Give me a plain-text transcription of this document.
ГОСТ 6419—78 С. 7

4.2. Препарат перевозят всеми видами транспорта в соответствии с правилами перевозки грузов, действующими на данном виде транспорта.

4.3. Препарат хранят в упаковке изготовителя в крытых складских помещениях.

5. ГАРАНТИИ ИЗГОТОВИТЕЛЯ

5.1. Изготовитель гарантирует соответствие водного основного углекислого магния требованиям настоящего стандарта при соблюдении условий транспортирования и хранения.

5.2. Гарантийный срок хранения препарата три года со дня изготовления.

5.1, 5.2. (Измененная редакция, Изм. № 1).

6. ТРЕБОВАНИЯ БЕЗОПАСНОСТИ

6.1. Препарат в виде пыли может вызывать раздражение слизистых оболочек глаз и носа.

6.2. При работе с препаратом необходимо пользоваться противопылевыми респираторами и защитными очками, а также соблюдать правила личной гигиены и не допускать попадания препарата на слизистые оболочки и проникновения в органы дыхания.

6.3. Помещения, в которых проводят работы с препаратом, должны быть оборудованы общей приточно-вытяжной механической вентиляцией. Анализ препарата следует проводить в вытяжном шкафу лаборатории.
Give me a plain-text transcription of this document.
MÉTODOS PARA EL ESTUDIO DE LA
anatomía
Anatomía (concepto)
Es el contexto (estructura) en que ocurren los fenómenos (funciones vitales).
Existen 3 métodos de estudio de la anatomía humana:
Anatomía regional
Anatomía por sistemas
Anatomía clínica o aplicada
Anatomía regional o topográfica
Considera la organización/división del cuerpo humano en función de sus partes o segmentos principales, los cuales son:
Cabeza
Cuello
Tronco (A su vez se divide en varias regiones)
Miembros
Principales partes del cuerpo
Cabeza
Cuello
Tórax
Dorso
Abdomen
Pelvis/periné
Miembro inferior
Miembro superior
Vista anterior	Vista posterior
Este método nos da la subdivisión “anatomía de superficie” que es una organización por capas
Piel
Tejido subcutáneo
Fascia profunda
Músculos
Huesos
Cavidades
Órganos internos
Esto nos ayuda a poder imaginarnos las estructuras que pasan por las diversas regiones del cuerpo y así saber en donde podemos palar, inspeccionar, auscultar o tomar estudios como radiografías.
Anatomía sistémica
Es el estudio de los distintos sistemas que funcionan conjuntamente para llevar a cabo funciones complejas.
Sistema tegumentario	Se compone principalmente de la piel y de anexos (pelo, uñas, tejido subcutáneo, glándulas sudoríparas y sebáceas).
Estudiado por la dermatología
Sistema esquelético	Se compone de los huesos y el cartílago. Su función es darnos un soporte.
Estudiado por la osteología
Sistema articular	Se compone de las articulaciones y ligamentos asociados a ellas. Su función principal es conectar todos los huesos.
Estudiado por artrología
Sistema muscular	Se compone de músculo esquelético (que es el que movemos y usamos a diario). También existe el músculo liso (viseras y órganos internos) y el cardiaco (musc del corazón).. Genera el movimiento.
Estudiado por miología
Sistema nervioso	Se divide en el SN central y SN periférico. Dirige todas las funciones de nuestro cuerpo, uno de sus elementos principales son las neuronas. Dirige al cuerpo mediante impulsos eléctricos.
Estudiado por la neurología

--------

EXERCISE DETAILS
Extract every record. Keep wording exact.

SOLUTION TO THE EXERCISE
Give me a plain-text transcription of this document.
ГОСТ 6419—78 С. 7

4.2. Препарат перевозят всеми видами транспорта в соответствии с правилами перевозки грузов, действующими на данном виде транспорта.

4.3. Препарат хранят в упаковке изготовителя в крытых складских помещениях.

5. ГАРАНТИИ ИЗГОТОВИТЕЛЯ

5.1. Изготовитель гарантирует соответствие водного основного углекислого магния требованиям настоящего стандарта при соблюдении условий транспортирования и хранения.

5.2. Гарантийный срок хранения препарата три года со дня изготовления.

5.1, 5.2. (Измененная редакция, Изм. № 1).

6. ТРЕБОВАНИЯ БЕЗОПАСНОСТИ

6.1. Препарат в виде пыли может вызывать раздражение слизистых оболочек глаз и носа.

6.2. При работе с препаратом необходимо пользоваться противопылевыми респираторами и защитными очками, а также соблюдать правила личной гигиены и не допускать попадания препарата на слизистые оболочки и проникновения в органы дыхания.

6.3. Помещения, в которых проводят работы с препаратом, должны быть оборудованы общей приточно-вытяжной механической вентиляцией. Анализ препарата следует проводить в вытяжном шкафу лаборатории.
Give me a plain-text transcription of this document.
MÉTODOS PARA EL ESTUDIO DE LA
anatomía
Anatomía (concepto)
Es el contexto (estructura) en que ocurren los fenómenos (funciones vitales).
Existen 3 métodos de estudio de la anatomía humana:
Anatomía regional
Anatomía por sistemas
Anatomía clínica o aplicada
Anatomía regional o topográfica
Considera la organización/división del cuerpo humano en función de sus partes o segmentos principales, los cuales son:
Cabeza
Cuello
Tronco (A su vez se divide en varias regiones)
Miembros
Principales partes del cuerpo
Cabeza
Cuello
Tórax
Dorso
Abdomen
Pelvis/periné
Miembro inferior
Miembro superior
Vista anterior	Vista posterior
Este método nos da la subdivisión “anatomía de superficie” que es una organización por capas
Piel
Tejido subcutáneo
Fascia profunda
Músculos
Huesos
Cavidades
Órganos internos
Esto nos ayuda a poder imaginarnos las estructuras que pasan por las diversas regiones del cuerpo y así saber en donde podemos palar, inspeccionar, auscultar o tomar estudios como radiografías.
Anatomía sistémica
Es el estudio de los distintos sistemas que funcionan conjuntamente para llevar a cabo funciones complejas.
Sistema tegumentario	Se compone principalmente de la piel y de anexos (pelo, uñas, tejido subcutáneo, glándulas sudoríparas y sebáceas).
Estudiado por la dermatología
Sistema esquelético	Se compone de los huesos y el cartílago. Su función es darnos un soporte.
Estudiado por la osteología
Sistema articular	Se compone de las articulaciones y ligamentos asociados a ellas. Su función principal es conectar todos los huesos.
Estudiado por artrología
Sistema muscular	Se compone de músculo esquelético (que es el que movemos y usamos a diario). También existe el músculo liso (viseras y órganos internos) y el cardiaco (musc del corazón).. Genera el movimiento.
Estudiado por miología
Sistema nervioso	Se divide en el SN central y SN periférico. Dirige todas las funciones de nuestro cuerpo, uno de sus elementos principales son las neuronas. Dirige al cuerpo mediante impulsos eléctricos.
Estudiado por la neurología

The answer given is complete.